(Element location listings)

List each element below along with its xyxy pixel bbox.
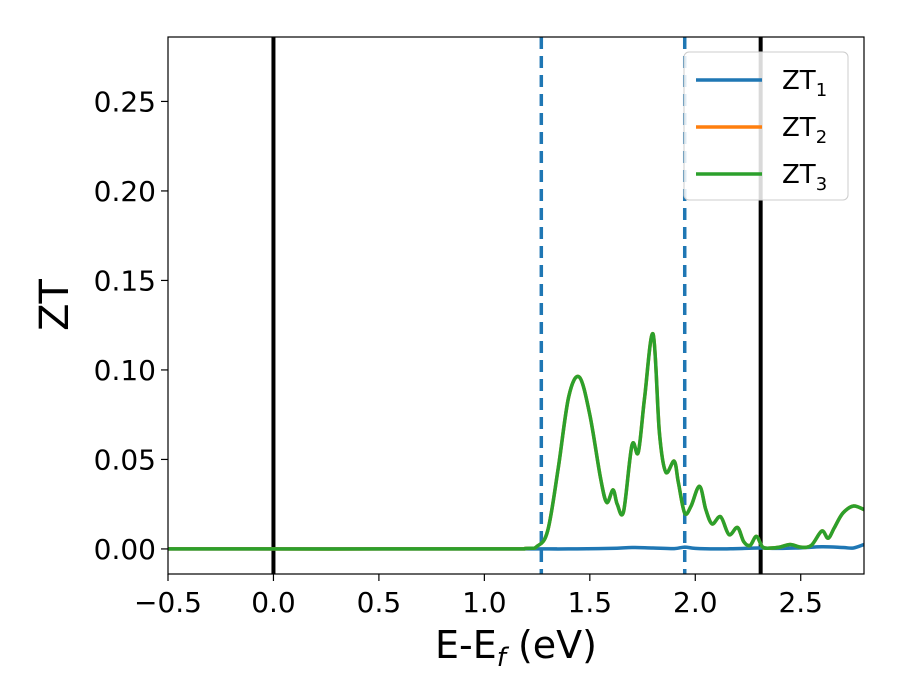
y-tick-label: 0.00 xyxy=(94,533,156,566)
x-tick-label: 0.0 xyxy=(251,586,296,619)
x-tick-label: 2.0 xyxy=(673,586,718,619)
x-axis-title: E-Ef (eV) xyxy=(435,623,597,673)
legend-label-zt1: ZT1 xyxy=(782,66,827,101)
y-tick-label: 0.15 xyxy=(94,264,156,297)
y-tick-label: 0.10 xyxy=(94,354,156,387)
series-line-zt3 xyxy=(168,332,864,551)
x-axis-title-unit: (eV) xyxy=(506,623,597,667)
y-axis-title: ZT xyxy=(32,279,78,331)
legend-label-zt3: ZT3 xyxy=(782,160,827,195)
x-tick-label: −0.5 xyxy=(134,586,202,619)
y-tick-label: 0.05 xyxy=(94,443,156,476)
plot-frame xyxy=(167,36,865,575)
x-tick-label: 2.5 xyxy=(778,586,823,619)
x-axis-title-main: E-E xyxy=(435,623,497,667)
legend-box xyxy=(683,51,849,201)
x-tick-label: 1.5 xyxy=(568,586,613,619)
legend: ZT1 ZT2 ZT3 xyxy=(683,51,849,201)
y-tick-label: 0.20 xyxy=(94,175,156,208)
series-line-zt1 xyxy=(168,542,864,551)
x-tick-label: 1.0 xyxy=(462,586,507,619)
legend-label-zt2: ZT2 xyxy=(782,113,827,148)
y-tick-label: 0.25 xyxy=(94,85,156,118)
x-tick-label: 0.5 xyxy=(357,586,402,619)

*Required work:* How many lines in the data above contain the string "axis"? Case counts, so uppercase and lowercase letters are treated as different. Reply with the number only.

*Task output:* 4